MATERIAL PROVIDED –
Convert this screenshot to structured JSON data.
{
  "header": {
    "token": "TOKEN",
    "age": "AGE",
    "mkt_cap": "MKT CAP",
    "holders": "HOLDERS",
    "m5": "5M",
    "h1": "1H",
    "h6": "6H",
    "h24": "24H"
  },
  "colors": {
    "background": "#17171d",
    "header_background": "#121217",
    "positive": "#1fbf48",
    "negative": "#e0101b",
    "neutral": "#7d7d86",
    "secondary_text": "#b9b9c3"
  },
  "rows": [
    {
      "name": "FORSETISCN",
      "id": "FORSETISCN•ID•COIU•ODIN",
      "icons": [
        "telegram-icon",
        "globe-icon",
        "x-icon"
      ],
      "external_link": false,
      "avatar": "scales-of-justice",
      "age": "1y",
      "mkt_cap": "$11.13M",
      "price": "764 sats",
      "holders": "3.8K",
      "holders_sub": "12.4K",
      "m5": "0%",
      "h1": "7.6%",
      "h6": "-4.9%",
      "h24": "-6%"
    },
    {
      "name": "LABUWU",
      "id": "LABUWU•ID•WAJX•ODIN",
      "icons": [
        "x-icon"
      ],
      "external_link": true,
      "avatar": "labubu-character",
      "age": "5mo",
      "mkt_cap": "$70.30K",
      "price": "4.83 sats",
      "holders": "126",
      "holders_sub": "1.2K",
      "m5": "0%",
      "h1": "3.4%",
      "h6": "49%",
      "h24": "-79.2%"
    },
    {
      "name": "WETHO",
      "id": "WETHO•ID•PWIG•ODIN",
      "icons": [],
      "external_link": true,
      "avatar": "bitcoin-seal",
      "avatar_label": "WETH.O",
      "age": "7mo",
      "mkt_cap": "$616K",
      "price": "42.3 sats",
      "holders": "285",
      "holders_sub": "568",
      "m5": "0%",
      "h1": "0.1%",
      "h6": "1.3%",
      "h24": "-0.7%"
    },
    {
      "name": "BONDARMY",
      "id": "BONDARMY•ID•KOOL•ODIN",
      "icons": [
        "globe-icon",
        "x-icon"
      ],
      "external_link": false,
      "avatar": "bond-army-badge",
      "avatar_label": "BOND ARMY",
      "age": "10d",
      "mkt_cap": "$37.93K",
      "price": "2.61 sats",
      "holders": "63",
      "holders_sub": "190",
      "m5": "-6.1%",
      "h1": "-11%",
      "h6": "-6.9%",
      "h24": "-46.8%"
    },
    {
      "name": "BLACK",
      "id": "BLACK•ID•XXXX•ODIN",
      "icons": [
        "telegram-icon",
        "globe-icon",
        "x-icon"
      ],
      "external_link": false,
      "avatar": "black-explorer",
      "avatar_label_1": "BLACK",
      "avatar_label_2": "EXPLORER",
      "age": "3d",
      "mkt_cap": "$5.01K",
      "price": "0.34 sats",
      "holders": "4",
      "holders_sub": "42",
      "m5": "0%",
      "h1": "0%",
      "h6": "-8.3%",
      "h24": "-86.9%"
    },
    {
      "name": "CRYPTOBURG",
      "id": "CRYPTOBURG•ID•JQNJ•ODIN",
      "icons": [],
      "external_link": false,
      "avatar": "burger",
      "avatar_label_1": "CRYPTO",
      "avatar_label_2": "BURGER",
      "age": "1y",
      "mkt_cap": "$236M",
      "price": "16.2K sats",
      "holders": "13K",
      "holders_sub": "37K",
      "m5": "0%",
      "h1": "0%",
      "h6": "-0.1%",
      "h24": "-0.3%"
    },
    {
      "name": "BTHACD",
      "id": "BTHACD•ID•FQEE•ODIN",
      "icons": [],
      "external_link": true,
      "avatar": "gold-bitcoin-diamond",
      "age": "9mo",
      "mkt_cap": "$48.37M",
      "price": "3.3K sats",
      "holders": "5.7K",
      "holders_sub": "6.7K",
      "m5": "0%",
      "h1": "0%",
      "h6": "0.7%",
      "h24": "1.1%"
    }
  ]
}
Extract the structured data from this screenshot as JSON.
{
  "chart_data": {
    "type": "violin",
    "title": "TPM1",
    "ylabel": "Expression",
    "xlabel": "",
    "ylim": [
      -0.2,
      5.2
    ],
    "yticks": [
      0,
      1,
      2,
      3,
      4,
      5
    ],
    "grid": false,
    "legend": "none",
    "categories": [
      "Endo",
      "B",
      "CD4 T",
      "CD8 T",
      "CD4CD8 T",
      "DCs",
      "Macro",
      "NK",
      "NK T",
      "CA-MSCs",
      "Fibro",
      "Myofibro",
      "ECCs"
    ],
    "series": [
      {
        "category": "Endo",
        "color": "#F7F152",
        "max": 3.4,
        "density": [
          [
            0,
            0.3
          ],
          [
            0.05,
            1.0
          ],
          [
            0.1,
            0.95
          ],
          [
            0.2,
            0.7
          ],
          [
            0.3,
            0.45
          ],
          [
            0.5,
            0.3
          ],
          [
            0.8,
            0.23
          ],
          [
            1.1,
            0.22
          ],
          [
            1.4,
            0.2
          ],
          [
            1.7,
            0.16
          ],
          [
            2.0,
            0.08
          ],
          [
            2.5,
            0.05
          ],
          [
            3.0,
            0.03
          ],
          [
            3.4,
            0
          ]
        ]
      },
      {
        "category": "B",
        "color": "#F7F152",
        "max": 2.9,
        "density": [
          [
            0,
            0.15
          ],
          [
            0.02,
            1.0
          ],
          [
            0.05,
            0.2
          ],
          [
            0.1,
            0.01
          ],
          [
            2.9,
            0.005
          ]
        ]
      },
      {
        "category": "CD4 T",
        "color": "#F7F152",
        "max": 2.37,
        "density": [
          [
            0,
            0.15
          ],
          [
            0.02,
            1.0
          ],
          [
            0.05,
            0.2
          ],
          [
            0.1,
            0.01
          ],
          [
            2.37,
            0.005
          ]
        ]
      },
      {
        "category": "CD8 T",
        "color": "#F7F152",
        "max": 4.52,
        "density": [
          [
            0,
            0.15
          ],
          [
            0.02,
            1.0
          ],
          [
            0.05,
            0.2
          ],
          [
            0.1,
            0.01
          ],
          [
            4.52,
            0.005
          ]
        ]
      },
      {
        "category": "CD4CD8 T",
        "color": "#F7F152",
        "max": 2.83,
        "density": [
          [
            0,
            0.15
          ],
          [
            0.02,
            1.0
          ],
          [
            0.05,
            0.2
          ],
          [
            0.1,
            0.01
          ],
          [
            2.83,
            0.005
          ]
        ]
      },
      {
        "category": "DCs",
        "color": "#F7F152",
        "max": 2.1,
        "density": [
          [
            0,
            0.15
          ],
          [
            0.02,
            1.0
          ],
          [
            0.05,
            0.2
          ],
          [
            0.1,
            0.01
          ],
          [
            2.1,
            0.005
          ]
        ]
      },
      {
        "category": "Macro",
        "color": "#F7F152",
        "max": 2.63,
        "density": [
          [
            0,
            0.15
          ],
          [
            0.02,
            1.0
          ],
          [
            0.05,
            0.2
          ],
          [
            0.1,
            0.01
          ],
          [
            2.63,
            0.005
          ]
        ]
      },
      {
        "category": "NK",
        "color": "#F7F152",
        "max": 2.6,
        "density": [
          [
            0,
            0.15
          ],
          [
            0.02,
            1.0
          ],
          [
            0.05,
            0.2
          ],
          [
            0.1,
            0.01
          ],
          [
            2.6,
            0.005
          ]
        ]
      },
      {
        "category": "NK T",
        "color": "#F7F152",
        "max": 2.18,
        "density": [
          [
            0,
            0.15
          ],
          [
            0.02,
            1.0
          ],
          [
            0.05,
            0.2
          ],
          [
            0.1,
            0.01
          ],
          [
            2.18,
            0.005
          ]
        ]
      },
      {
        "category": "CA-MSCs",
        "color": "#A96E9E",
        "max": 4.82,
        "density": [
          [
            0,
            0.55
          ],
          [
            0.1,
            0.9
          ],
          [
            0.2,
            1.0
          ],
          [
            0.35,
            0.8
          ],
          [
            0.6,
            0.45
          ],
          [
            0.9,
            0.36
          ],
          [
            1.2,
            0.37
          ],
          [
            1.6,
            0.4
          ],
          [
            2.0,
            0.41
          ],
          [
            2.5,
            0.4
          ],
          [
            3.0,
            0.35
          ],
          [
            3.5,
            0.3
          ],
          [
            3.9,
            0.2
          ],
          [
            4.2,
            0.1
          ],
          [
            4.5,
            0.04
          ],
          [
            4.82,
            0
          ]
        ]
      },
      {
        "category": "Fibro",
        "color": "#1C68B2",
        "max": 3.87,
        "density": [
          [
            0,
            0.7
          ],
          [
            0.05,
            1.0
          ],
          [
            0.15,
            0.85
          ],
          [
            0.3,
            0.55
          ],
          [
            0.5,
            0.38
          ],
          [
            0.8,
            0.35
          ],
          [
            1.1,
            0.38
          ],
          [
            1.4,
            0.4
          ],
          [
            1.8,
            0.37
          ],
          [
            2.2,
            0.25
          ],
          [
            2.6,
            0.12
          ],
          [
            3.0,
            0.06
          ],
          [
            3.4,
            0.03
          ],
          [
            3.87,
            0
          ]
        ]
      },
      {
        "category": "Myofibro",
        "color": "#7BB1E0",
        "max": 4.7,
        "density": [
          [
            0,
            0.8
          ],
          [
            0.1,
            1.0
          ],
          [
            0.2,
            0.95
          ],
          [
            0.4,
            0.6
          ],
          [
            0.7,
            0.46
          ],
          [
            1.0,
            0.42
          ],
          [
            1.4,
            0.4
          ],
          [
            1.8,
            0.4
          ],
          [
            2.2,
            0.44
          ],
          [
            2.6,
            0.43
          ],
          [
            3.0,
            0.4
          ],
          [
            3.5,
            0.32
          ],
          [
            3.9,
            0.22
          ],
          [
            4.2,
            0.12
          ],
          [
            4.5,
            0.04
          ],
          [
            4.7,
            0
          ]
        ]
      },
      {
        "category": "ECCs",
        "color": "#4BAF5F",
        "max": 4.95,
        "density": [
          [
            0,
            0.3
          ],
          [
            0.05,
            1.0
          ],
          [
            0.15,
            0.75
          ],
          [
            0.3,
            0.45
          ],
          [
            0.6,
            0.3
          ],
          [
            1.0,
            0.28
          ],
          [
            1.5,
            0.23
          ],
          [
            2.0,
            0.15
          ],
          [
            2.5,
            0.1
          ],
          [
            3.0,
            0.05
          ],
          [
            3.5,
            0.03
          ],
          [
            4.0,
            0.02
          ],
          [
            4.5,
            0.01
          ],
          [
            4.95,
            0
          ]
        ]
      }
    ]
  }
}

WRITTEN INSTRUCTION –
Go through the entries and return each line where the word "ODIN" appears.

TASK ANSWER –
      "id": "FORSETISCN•ID•COIU•ODIN",
      "id": "LABUWU•ID•WAJX•ODIN",
      "id": "WETHO•ID•PWIG•ODIN",
      "id": "BONDARMY•ID•KOOL•ODIN",
      "id": "BLACK•ID•XXXX•ODIN",
      "id": "CRYPTOBURG•ID•JQNJ•ODIN",
      "id": "BTHACD•ID•FQEE•ODIN",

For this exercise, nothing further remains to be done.